[Dataset items]
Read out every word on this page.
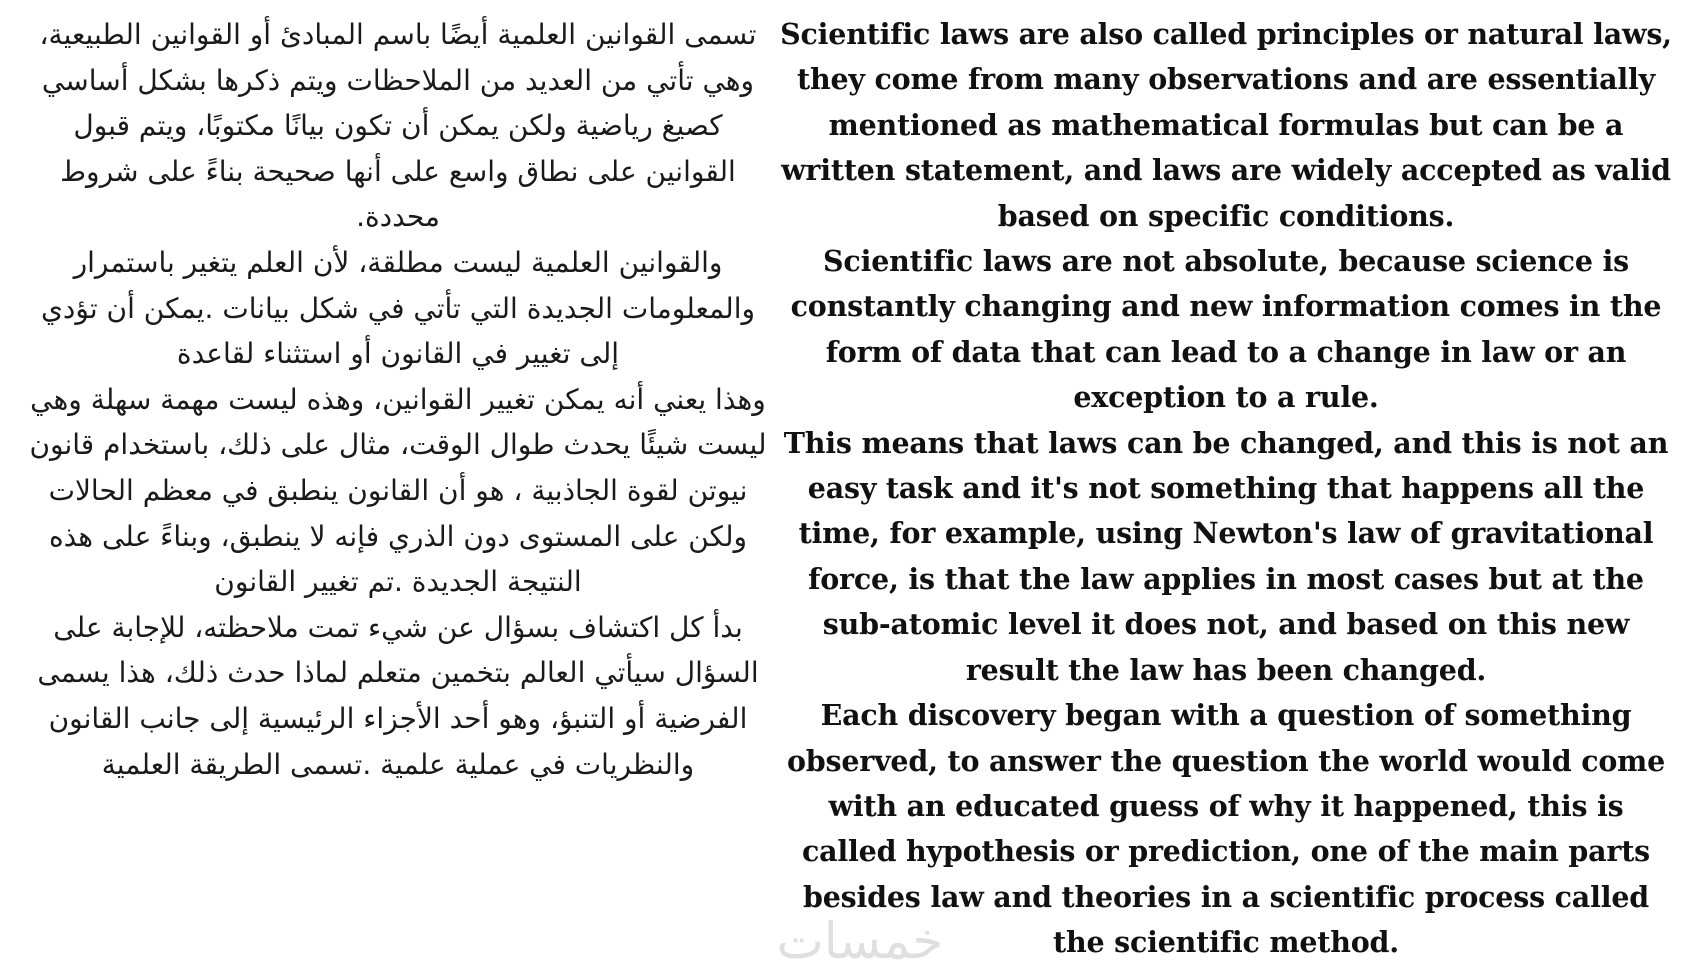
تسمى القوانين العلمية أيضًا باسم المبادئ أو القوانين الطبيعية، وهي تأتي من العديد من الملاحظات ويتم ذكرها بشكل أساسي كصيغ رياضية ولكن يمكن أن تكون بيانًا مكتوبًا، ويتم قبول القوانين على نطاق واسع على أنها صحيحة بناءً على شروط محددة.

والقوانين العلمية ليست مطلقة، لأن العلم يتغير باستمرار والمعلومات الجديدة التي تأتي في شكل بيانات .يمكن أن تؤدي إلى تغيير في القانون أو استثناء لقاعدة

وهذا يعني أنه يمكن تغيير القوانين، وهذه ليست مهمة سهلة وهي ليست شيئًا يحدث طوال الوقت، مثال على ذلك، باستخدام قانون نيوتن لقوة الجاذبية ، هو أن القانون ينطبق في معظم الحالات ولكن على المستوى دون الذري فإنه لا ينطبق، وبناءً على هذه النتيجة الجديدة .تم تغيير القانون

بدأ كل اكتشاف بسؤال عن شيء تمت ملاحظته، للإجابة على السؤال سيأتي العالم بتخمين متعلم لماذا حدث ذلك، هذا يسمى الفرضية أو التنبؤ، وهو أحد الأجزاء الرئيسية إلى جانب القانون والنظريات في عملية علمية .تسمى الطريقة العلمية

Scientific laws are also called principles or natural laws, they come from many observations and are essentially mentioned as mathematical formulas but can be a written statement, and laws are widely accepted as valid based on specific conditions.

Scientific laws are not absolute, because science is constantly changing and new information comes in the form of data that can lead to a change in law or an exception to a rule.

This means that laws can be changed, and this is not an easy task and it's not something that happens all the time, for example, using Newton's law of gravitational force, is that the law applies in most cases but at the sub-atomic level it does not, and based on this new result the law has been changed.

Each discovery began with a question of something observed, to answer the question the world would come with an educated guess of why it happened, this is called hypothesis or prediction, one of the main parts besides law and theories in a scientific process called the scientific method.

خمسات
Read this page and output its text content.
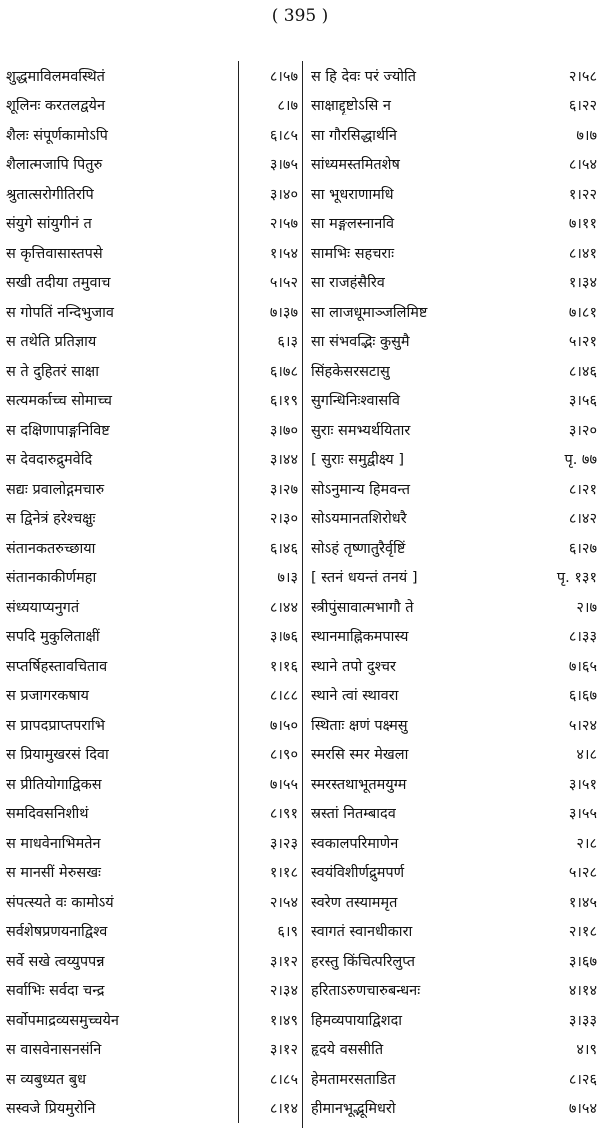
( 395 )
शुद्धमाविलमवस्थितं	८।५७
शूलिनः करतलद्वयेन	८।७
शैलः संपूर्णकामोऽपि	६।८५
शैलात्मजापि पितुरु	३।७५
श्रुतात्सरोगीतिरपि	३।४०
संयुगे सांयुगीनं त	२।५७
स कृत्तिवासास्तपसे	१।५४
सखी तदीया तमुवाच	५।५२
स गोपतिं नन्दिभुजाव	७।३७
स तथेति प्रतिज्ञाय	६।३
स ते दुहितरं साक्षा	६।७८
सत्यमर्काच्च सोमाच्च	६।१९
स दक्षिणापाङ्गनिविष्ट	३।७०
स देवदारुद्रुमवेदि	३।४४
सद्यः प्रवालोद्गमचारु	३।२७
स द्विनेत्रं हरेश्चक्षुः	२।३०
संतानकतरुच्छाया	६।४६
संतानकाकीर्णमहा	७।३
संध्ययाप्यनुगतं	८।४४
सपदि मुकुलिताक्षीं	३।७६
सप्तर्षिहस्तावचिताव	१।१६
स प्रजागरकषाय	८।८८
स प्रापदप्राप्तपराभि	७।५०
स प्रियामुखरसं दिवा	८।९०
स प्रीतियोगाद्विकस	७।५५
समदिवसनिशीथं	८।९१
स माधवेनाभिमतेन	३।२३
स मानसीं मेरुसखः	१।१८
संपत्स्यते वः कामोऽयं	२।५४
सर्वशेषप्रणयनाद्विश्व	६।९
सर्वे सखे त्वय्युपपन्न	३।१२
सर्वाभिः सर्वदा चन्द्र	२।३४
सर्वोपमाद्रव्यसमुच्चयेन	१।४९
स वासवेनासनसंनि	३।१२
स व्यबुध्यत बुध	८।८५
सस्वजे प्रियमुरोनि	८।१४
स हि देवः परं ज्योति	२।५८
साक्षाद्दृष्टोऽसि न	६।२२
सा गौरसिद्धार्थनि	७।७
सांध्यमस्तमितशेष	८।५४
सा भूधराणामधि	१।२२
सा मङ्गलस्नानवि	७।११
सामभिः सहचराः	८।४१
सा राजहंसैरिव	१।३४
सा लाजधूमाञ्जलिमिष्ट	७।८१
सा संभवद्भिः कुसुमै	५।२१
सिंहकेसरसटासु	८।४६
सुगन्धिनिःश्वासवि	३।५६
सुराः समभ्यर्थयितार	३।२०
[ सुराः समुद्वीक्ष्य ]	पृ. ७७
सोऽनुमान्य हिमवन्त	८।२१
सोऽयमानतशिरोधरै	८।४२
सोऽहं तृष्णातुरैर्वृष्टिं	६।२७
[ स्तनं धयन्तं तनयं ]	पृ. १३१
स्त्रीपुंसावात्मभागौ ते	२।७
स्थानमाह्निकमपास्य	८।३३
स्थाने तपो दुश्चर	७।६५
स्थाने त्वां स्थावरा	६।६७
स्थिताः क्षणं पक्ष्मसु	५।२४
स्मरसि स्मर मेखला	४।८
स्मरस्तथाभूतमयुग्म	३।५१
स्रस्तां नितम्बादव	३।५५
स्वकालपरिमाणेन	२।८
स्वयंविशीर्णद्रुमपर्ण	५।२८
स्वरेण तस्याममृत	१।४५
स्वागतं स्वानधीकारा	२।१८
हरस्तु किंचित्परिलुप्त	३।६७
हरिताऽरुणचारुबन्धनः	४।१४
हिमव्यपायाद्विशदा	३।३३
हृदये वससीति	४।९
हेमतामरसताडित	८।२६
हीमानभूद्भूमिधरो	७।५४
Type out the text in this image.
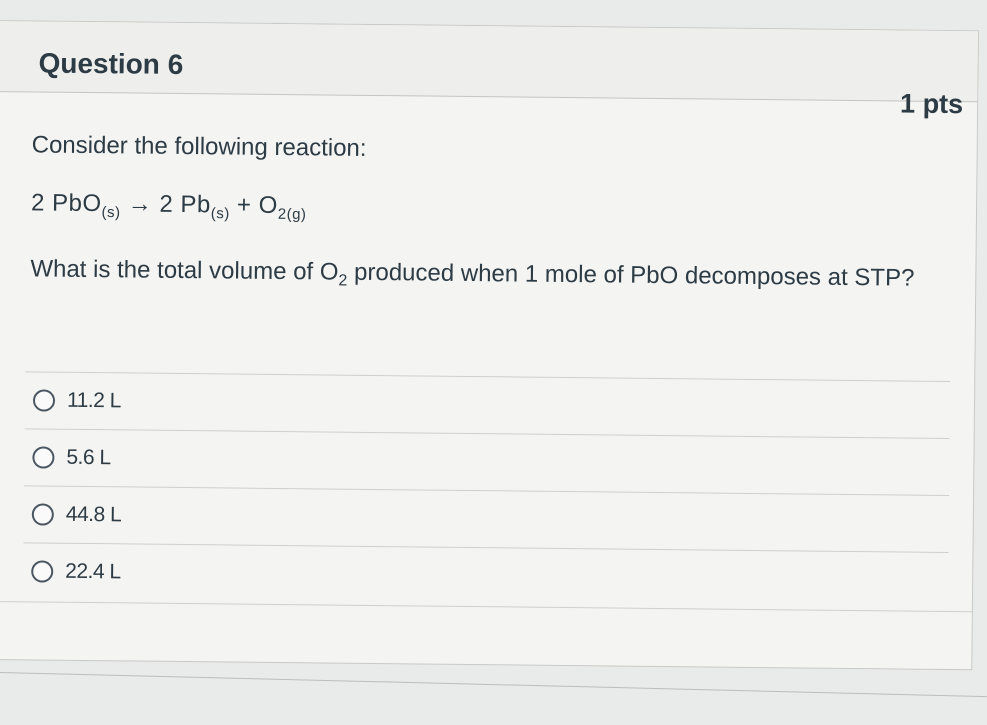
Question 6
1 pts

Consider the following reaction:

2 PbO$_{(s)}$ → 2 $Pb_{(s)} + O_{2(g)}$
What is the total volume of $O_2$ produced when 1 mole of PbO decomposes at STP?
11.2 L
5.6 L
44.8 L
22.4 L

# What you should do:
Pass over all pictures while writing out the lines from the line with "Type out the text in this image." through the last line exactly.

# Reply:
Type out the text in this image.
Question 6
1 pts

Consider the following reaction:

2 PbO$_{(s)}$ → 2 $Pb_{(s)} + O_{2(g)}$
What is the total volume of $O_2$ produced when 1 mole of PbO decomposes at STP?
11.2 L
5.6 L
44.8 L
22.4 L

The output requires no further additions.